- **Task goal**: Tally how many lines in the items below contain the word "transversely". Reply with the number alone.

- **Stored records**:
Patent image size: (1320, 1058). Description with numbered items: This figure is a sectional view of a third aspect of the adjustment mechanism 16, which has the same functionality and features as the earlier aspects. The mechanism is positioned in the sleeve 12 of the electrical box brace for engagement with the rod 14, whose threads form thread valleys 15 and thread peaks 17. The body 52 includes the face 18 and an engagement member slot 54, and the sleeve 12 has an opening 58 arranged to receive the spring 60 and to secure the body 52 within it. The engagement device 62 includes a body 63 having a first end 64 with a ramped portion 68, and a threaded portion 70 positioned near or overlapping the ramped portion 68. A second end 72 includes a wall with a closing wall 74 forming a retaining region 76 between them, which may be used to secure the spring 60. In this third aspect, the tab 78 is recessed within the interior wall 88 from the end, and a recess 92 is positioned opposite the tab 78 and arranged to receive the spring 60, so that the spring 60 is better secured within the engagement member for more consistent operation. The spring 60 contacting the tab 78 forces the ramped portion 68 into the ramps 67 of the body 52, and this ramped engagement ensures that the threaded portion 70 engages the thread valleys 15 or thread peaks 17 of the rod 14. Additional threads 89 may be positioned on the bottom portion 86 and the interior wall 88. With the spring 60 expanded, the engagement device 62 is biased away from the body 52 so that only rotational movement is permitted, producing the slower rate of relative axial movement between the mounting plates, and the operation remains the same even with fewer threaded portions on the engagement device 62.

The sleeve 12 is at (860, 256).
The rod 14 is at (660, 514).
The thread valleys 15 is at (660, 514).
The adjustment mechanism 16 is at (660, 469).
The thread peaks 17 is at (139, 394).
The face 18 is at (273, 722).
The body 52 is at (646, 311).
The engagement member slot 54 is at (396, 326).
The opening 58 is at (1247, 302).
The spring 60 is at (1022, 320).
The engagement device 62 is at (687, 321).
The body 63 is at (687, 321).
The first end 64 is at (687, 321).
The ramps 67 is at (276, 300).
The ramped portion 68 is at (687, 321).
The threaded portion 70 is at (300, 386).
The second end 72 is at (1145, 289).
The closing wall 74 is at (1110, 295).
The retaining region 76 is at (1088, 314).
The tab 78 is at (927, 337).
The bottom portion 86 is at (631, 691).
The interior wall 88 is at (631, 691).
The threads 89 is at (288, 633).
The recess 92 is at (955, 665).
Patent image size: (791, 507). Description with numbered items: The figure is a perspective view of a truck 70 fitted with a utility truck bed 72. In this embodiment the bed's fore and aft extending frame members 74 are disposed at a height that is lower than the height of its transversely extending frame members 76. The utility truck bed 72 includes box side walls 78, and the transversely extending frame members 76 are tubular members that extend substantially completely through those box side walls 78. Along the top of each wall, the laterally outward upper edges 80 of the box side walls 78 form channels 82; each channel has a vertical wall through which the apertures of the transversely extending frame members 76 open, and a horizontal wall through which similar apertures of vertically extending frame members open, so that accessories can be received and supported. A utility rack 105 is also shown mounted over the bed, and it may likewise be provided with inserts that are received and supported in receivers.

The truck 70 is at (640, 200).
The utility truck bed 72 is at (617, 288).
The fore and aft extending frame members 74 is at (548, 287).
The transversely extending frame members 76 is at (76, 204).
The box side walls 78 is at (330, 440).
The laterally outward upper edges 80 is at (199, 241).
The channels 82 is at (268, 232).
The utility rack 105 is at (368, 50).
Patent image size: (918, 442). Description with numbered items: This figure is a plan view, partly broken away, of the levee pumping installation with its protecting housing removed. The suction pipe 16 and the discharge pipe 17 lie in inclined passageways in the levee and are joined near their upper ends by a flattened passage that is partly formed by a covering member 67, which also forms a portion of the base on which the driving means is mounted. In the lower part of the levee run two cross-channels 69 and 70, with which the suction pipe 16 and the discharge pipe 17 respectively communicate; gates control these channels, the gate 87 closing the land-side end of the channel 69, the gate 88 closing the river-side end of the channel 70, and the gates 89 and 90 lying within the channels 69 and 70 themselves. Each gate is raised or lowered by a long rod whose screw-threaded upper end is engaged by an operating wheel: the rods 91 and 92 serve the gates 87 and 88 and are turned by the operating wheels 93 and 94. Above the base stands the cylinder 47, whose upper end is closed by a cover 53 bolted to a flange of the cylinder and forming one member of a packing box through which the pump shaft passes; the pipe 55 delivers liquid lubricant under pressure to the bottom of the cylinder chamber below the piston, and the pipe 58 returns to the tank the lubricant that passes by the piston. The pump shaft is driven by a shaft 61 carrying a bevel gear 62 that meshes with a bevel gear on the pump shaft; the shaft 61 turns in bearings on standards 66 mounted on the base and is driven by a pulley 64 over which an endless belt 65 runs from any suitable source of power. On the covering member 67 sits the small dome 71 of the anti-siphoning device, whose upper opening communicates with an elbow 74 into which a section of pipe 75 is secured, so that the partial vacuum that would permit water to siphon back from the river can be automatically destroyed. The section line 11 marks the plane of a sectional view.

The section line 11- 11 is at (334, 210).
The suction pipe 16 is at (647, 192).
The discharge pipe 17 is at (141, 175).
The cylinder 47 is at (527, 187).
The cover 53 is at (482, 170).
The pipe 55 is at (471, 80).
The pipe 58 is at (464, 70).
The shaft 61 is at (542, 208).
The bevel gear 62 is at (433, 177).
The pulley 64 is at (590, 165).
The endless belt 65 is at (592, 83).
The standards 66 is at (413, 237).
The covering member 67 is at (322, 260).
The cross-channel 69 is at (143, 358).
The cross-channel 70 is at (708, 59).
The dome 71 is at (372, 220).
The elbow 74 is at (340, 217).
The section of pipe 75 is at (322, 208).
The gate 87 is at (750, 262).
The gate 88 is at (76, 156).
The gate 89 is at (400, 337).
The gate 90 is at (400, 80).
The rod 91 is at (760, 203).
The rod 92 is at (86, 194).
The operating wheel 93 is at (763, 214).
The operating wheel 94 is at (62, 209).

- **Written response**: 2